··· Data for this task ···
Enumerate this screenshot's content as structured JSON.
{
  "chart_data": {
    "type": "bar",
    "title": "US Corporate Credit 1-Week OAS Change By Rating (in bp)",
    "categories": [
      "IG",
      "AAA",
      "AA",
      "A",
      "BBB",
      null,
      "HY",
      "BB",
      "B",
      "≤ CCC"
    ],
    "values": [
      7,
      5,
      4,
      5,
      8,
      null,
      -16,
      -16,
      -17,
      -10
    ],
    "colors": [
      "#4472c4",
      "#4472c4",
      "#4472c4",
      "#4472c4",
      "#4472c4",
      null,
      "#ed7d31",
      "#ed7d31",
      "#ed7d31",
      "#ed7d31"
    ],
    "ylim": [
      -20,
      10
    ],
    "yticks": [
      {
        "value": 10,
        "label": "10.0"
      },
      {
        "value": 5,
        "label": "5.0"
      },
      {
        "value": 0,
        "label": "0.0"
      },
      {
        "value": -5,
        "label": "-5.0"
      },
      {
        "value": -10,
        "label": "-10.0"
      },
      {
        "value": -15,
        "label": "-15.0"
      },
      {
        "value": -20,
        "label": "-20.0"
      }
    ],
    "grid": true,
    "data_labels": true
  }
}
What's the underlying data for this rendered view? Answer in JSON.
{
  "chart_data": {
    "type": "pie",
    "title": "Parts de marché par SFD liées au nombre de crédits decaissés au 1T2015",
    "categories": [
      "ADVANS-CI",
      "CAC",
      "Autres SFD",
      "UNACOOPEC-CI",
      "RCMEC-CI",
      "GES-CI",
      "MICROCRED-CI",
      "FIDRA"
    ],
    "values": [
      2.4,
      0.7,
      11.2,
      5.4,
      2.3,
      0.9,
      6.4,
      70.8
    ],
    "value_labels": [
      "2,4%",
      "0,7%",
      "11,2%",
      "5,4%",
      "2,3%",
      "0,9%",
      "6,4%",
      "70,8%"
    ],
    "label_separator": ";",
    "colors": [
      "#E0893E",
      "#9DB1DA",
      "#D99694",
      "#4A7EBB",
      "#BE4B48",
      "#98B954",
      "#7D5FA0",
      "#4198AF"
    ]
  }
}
···
Direction:
Repeat only the lines running from the line that contains "What's the underlying" through the last line above, inclusive.

Response to this task:
What's the underlying data for this rendered view? Answer in JSON.
{
  "chart_data": {
    "type": "pie",
    "title": "Parts de marché par SFD liées au nombre de crédits decaissés au 1T2015",
    "categories": [
      "ADVANS-CI",
      "CAC",
      "Autres SFD",
      "UNACOOPEC-CI",
      "RCMEC-CI",
      "GES-CI",
      "MICROCRED-CI",
      "FIDRA"
    ],
    "values": [
      2.4,
      0.7,
      11.2,
      5.4,
      2.3,
      0.9,
      6.4,
      70.8
    ],
    "value_labels": [
      "2,4%",
      "0,7%",
      "11,2%",
      "5,4%",
      "2,3%",
      "0,9%",
      "6,4%",
      "70,8%"
    ],
    "label_separator": ";",
    "colors": [
      "#E0893E",
      "#9DB1DA",
      "#D99694",
      "#4A7EBB",
      "#BE4B48",
      "#98B954",
      "#7D5FA0",
      "#4198AF"
    ]
  }
}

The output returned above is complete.